Output every line of the records below word for word, changing nothing.
* BEGIN Data provided *
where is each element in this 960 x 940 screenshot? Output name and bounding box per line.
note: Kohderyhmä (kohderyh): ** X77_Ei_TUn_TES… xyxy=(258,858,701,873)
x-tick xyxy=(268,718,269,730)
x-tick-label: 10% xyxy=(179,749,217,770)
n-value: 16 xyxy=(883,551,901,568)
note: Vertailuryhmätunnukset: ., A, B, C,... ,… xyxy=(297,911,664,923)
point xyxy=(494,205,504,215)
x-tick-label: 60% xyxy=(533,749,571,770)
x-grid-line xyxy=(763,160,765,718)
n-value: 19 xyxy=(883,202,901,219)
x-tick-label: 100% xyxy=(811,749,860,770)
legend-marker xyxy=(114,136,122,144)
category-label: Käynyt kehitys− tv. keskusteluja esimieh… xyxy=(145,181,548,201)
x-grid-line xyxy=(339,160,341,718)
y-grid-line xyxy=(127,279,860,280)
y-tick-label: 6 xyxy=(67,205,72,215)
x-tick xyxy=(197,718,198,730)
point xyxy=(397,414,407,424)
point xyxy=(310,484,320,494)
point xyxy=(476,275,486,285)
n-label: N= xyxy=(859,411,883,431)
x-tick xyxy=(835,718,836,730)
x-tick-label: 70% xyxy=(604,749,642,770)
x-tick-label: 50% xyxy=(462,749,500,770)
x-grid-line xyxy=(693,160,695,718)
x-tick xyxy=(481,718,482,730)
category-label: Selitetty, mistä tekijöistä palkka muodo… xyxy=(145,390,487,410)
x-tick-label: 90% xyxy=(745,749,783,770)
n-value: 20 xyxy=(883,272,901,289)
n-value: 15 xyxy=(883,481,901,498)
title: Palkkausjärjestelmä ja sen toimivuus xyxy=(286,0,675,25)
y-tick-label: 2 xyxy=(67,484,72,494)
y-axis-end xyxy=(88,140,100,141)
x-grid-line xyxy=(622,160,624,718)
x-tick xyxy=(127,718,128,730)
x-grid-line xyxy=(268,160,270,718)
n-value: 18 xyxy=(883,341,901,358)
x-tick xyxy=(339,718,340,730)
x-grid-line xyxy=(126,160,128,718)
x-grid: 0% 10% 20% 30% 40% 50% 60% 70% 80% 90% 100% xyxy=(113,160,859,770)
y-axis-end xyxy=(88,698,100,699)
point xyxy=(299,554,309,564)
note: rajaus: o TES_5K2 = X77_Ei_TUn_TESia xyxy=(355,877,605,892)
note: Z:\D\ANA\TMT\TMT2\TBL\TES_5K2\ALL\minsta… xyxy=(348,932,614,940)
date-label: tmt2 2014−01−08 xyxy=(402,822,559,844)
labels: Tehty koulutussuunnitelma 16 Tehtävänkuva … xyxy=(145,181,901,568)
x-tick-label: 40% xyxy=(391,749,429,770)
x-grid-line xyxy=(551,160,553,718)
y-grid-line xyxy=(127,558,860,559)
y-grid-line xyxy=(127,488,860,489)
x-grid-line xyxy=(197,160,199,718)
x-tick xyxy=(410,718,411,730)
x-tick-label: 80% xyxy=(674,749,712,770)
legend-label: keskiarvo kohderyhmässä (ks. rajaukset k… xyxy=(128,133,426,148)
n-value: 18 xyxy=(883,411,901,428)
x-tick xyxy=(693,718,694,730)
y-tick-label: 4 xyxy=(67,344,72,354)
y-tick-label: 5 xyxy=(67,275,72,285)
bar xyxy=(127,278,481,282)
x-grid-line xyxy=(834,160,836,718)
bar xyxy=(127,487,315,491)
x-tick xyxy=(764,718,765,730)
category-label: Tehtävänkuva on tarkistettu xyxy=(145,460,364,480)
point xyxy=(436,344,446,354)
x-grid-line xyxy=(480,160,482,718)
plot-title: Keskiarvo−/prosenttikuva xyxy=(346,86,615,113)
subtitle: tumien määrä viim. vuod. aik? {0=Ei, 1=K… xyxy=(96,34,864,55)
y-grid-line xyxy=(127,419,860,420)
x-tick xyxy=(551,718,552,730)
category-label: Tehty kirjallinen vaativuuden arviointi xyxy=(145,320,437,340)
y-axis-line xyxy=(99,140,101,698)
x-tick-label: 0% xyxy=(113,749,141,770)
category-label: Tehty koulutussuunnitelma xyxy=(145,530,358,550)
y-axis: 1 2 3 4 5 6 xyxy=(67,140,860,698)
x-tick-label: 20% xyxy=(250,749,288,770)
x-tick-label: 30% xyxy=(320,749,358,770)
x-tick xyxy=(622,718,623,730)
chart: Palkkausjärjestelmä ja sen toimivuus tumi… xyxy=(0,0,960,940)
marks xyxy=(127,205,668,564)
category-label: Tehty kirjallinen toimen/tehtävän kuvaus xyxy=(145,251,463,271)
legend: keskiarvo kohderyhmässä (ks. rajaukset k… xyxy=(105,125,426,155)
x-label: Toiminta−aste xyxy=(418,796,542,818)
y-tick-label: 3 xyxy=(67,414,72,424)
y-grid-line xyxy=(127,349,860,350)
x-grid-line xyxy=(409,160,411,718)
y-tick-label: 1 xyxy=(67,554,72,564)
* END Data provided *
| Answer for the task |
where is each element in this 960 x 940 screenshot? Output name and bounding box per line.
note: Kohderyhmä (kohderyh): ** X77_Ei_TUn_TES… xyxy=(258,858,701,873)
x-tick xyxy=(268,718,269,730)
x-tick-label: 10% xyxy=(179,749,217,770)
n-value: 16 xyxy=(883,551,901,568)
note: Vertailuryhmätunnukset: ., A, B, C,... ,… xyxy=(297,911,664,923)
point xyxy=(494,205,504,215)
x-tick-label: 60% xyxy=(533,749,571,770)
x-grid-line xyxy=(763,160,765,718)
n-value: 19 xyxy=(883,202,901,219)
x-tick-label: 100% xyxy=(811,749,860,770)
legend-marker xyxy=(114,136,122,144)
category-label: Käynyt kehitys− tv. keskusteluja esimieh… xyxy=(145,181,548,201)
x-grid-line xyxy=(339,160,341,718)
y-grid-line xyxy=(127,279,860,280)
y-tick-label: 6 xyxy=(67,205,72,215)
x-tick xyxy=(197,718,198,730)
point xyxy=(397,414,407,424)
point xyxy=(310,484,320,494)
point xyxy=(476,275,486,285)
n-label: N= xyxy=(859,411,883,431)
x-tick xyxy=(835,718,836,730)
x-tick-label: 70% xyxy=(604,749,642,770)
x-tick-label: 50% xyxy=(462,749,500,770)
x-grid-line xyxy=(693,160,695,718)
x-tick xyxy=(481,718,482,730)
category-label: Selitetty, mistä tekijöistä palkka muodo… xyxy=(145,390,487,410)
x-tick-label: 90% xyxy=(745,749,783,770)
n-value: 20 xyxy=(883,272,901,289)
n-value: 15 xyxy=(883,481,901,498)
title: Palkkausjärjestelmä ja sen toimivuus xyxy=(286,0,675,25)
y-tick-label: 2 xyxy=(67,484,72,494)
y-axis-end xyxy=(88,140,100,141)
x-grid-line xyxy=(622,160,624,718)
x-tick xyxy=(127,718,128,730)
x-grid-line xyxy=(268,160,270,718)
n-value: 18 xyxy=(883,341,901,358)
x-tick xyxy=(339,718,340,730)
x-grid-line xyxy=(126,160,128,718)
x-grid: 0% 10% 20% 30% 40% 50% 60% 70% 80% 90% 100% xyxy=(113,160,859,770)
y-axis-end xyxy=(88,698,100,699)
point xyxy=(299,554,309,564)
note: rajaus: o TES_5K2 = X77_Ei_TUn_TESia xyxy=(355,877,605,892)
note: Z:\D\ANA\TMT\TMT2\TBL\TES_5K2\ALL\minsta… xyxy=(348,932,614,940)
date-label: tmt2 2014−01−08 xyxy=(402,822,559,844)
labels: Tehty koulutussuunnitelma 16 Tehtävänkuva … xyxy=(145,181,901,568)
x-tick-label: 40% xyxy=(391,749,429,770)
x-grid-line xyxy=(551,160,553,718)
y-grid-line xyxy=(127,558,860,559)
y-grid-line xyxy=(127,488,860,489)
x-grid-line xyxy=(197,160,199,718)
x-tick xyxy=(410,718,411,730)
x-tick-label: 80% xyxy=(674,749,712,770)
legend-label: keskiarvo kohderyhmässä (ks. rajaukset k… xyxy=(128,133,426,148)
n-value: 18 xyxy=(883,411,901,428)
x-tick xyxy=(693,718,694,730)
y-tick-label: 4 xyxy=(67,344,72,354)
y-tick-label: 5 xyxy=(67,275,72,285)
bar xyxy=(127,278,481,282)
x-grid-line xyxy=(834,160,836,718)
bar xyxy=(127,487,315,491)
x-tick xyxy=(764,718,765,730)
category-label: Tehtävänkuva on tarkistettu xyxy=(145,460,364,480)
point xyxy=(436,344,446,354)
x-grid-line xyxy=(480,160,482,718)
plot-title: Keskiarvo−/prosenttikuva xyxy=(346,86,615,113)
subtitle: tumien määrä viim. vuod. aik? {0=Ei, 1=K… xyxy=(96,34,864,55)
y-grid-line xyxy=(127,419,860,420)
x-tick xyxy=(551,718,552,730)
category-label: Tehty kirjallinen vaativuuden arviointi xyxy=(145,320,437,340)
y-axis-line xyxy=(99,140,101,698)
x-tick-label: 0% xyxy=(113,749,141,770)
category-label: Tehty koulutussuunnitelma xyxy=(145,530,358,550)
y-axis: 1 2 3 4 5 6 xyxy=(67,140,860,698)
x-tick-label: 20% xyxy=(250,749,288,770)
x-tick-label: 30% xyxy=(320,749,358,770)
x-tick xyxy=(622,718,623,730)
chart: Palkkausjärjestelmä ja sen toimivuus tumi… xyxy=(0,0,960,940)
marks xyxy=(127,205,668,564)
category-label: Tehty kirjallinen toimen/tehtävän kuvaus xyxy=(145,251,463,271)
legend: keskiarvo kohderyhmässä (ks. rajaukset k… xyxy=(105,125,426,155)
x-label: Toiminta−aste xyxy=(418,796,542,818)
y-tick-label: 3 xyxy=(67,414,72,424)
y-grid-line xyxy=(127,349,860,350)
x-grid-line xyxy=(409,160,411,718)
y-tick-label: 1 xyxy=(67,554,72,564)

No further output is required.